▶ **Challenge**
Copy the listing verbatim, excluding any images found in it.
** Begin Data supplied **
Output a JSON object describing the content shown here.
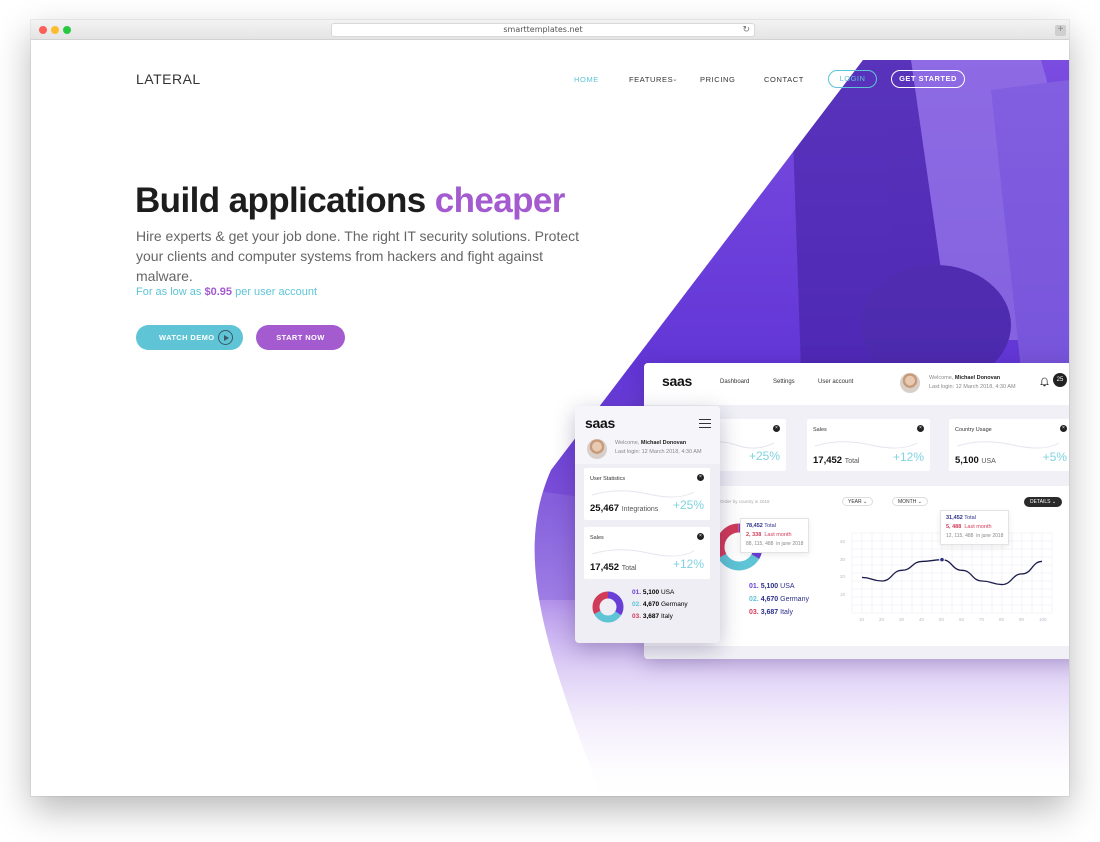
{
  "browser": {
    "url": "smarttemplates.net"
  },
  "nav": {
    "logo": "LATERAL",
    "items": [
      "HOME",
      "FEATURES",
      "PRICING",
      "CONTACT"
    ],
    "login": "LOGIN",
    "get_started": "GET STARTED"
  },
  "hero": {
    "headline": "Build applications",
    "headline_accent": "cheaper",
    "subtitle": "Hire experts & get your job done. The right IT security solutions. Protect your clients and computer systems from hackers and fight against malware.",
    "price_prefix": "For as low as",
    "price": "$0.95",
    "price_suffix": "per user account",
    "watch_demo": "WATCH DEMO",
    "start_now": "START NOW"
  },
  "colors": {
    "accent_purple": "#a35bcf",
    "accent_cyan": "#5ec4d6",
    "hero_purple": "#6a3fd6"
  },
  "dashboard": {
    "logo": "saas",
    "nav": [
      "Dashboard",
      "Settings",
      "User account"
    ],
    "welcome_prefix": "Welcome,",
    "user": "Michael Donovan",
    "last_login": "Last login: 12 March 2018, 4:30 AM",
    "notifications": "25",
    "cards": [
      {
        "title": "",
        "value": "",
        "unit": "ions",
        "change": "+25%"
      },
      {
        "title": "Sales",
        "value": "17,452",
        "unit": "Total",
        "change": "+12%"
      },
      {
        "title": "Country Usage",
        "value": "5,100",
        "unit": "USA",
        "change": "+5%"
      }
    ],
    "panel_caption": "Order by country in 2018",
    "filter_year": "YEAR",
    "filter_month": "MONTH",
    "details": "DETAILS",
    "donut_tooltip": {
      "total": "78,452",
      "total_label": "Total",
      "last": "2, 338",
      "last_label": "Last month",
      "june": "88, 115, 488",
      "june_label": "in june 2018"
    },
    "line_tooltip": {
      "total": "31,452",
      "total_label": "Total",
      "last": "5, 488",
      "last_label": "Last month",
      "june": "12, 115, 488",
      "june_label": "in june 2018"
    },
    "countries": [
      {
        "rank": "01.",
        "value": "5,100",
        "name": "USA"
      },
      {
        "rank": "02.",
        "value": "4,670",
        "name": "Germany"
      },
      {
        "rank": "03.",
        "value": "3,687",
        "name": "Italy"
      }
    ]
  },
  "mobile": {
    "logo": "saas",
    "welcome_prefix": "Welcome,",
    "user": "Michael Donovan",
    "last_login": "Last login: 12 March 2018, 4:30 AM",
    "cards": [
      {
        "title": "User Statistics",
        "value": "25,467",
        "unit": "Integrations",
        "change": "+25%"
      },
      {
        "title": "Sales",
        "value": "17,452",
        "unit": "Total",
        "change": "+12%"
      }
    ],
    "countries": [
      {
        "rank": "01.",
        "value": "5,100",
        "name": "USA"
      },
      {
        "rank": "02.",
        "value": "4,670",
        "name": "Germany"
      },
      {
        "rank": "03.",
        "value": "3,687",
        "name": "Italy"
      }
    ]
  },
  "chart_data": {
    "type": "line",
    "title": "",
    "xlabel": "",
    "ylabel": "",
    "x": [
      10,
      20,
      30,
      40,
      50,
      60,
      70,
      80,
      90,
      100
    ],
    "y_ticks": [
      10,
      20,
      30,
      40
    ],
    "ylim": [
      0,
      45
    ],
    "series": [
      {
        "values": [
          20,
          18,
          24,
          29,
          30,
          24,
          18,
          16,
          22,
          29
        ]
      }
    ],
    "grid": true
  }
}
** End Data supplied **
▶ **Exercise result**
Output a JSON object describing the content shown here.
{
  "browser": {
    "url": "smarttemplates.net"
  },
  "nav": {
    "logo": "LATERAL",
    "items": [
      "HOME",
      "FEATURES",
      "PRICING",
      "CONTACT"
    ],
    "login": "LOGIN",
    "get_started": "GET STARTED"
  },
  "hero": {
    "headline": "Build applications",
    "headline_accent": "cheaper",
    "subtitle": "Hire experts & get your job done. The right IT security solutions. Protect your clients and computer systems from hackers and fight against malware.",
    "price_prefix": "For as low as",
    "price": "$0.95",
    "price_suffix": "per user account",
    "watch_demo": "WATCH DEMO",
    "start_now": "START NOW"
  },
  "colors": {
    "accent_purple": "#a35bcf",
    "accent_cyan": "#5ec4d6",
    "hero_purple": "#6a3fd6"
  },
  "dashboard": {
    "logo": "saas",
    "nav": [
      "Dashboard",
      "Settings",
      "User account"
    ],
    "welcome_prefix": "Welcome,",
    "user": "Michael Donovan",
    "last_login": "Last login: 12 March 2018, 4:30 AM",
    "notifications": "25",
    "cards": [
      {
        "title": "",
        "value": "",
        "unit": "ions",
        "change": "+25%"
      },
      {
        "title": "Sales",
        "value": "17,452",
        "unit": "Total",
        "change": "+12%"
      },
      {
        "title": "Country Usage",
        "value": "5,100",
        "unit": "USA",
        "change": "+5%"
      }
    ],
    "panel_caption": "Order by country in 2018",
    "filter_year": "YEAR",
    "filter_month": "MONTH",
    "details": "DETAILS",
    "donut_tooltip": {
      "total": "78,452",
      "total_label": "Total",
      "last": "2, 338",
      "last_label": "Last month",
      "june": "88, 115, 488",
      "june_label": "in june 2018"
    },
    "line_tooltip": {
      "total": "31,452",
      "total_label": "Total",
      "last": "5, 488",
      "last_label": "Last month",
      "june": "12, 115, 488",
      "june_label": "in june 2018"
    },
    "countries": [
      {
        "rank": "01.",
        "value": "5,100",
        "name": "USA"
      },
      {
        "rank": "02.",
        "value": "4,670",
        "name": "Germany"
      },
      {
        "rank": "03.",
        "value": "3,687",
        "name": "Italy"
      }
    ]
  },
  "mobile": {
    "logo": "saas",
    "welcome_prefix": "Welcome,",
    "user": "Michael Donovan",
    "last_login": "Last login: 12 March 2018, 4:30 AM",
    "cards": [
      {
        "title": "User Statistics",
        "value": "25,467",
        "unit": "Integrations",
        "change": "+25%"
      },
      {
        "title": "Sales",
        "value": "17,452",
        "unit": "Total",
        "change": "+12%"
      }
    ],
    "countries": [
      {
        "rank": "01.",
        "value": "5,100",
        "name": "USA"
      },
      {
        "rank": "02.",
        "value": "4,670",
        "name": "Germany"
      },
      {
        "rank": "03.",
        "value": "3,687",
        "name": "Italy"
      }
    ]
  },
  "chart_data": {
    "type": "line",
    "title": "",
    "xlabel": "",
    "ylabel": "",
    "x": [
      10,
      20,
      30,
      40,
      50,
      60,
      70,
      80,
      90,
      100
    ],
    "y_ticks": [
      10,
      20,
      30,
      40
    ],
    "ylim": [
      0,
      45
    ],
    "series": [
      {
        "values": [
          20,
          18,
          24,
          29,
          30,
          24,
          18,
          16,
          22,
          29
        ]
      }
    ],
    "grid": true
  }
}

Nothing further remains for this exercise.